Problem description -
Return the listing below unchanged, minus its pictures.

** start Records shown **

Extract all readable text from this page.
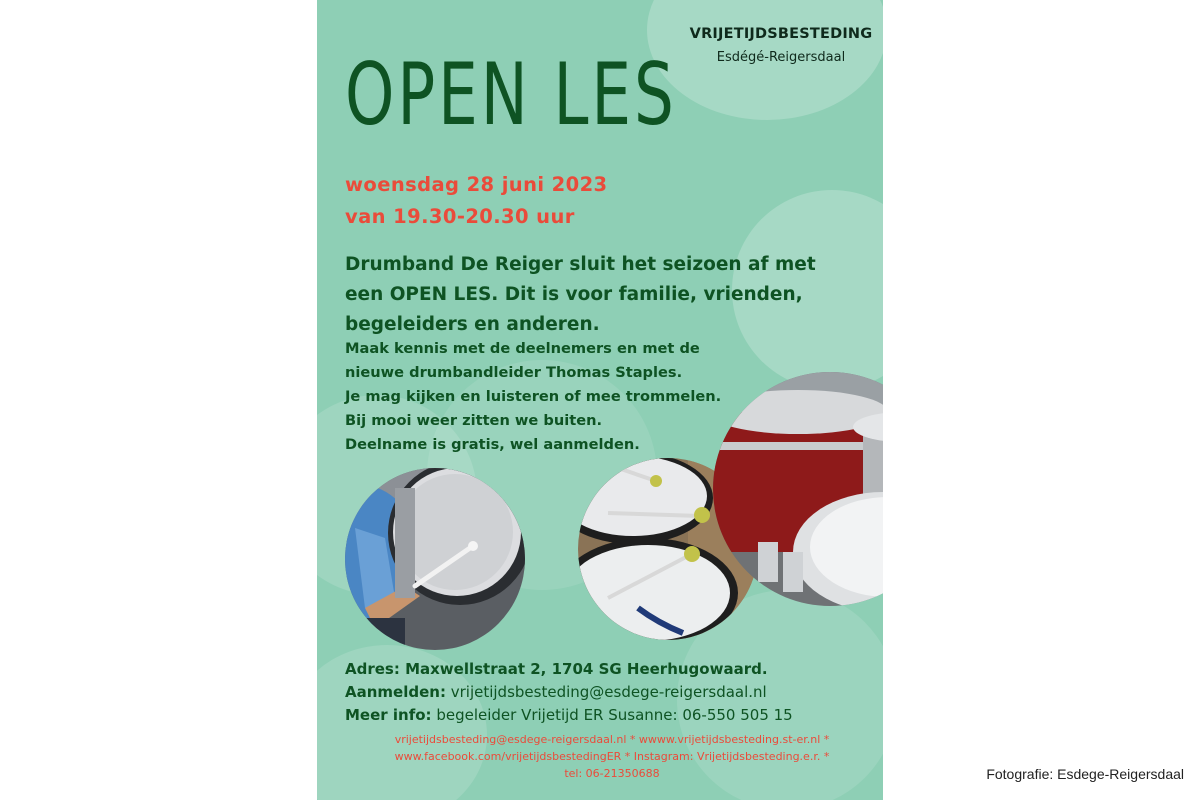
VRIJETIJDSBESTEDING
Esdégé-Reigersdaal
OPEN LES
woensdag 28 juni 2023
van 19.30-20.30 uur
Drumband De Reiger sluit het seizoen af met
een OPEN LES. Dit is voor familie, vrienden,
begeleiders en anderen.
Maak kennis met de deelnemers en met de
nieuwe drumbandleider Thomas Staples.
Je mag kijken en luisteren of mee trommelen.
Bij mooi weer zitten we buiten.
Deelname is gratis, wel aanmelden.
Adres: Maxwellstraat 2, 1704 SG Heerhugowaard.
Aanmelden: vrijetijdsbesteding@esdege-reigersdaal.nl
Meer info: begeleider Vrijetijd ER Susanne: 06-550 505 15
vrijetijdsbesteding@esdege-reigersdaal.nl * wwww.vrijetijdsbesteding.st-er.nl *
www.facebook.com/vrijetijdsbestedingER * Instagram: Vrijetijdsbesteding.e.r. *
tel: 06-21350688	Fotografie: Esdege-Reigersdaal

** end Records shown **

Right answer -
Extract all readable text from this page.
VRIJETIJDSBESTEDING
Esdégé-Reigersdaal
OPEN LES
woensdag 28 juni 2023
van 19.30-20.30 uur
Drumband De Reiger sluit het seizoen af met
een OPEN LES. Dit is voor familie, vrienden,
begeleiders en anderen.
Maak kennis met de deelnemers en met de
nieuwe drumbandleider Thomas Staples.
Je mag kijken en luisteren of mee trommelen.
Bij mooi weer zitten we buiten.
Deelname is gratis, wel aanmelden.
Adres: Maxwellstraat 2, 1704 SG Heerhugowaard.
Aanmelden: vrijetijdsbesteding@esdege-reigersdaal.nl
Meer info: begeleider Vrijetijd ER Susanne: 06-550 505 15
vrijetijdsbesteding@esdege-reigersdaal.nl * wwww.vrijetijdsbesteding.st-er.nl *
www.facebook.com/vrijetijdsbestedingER * Instagram: Vrijetijdsbesteding.e.r. *
tel: 06-21350688	Fotografie: Esdege-Reigersdaal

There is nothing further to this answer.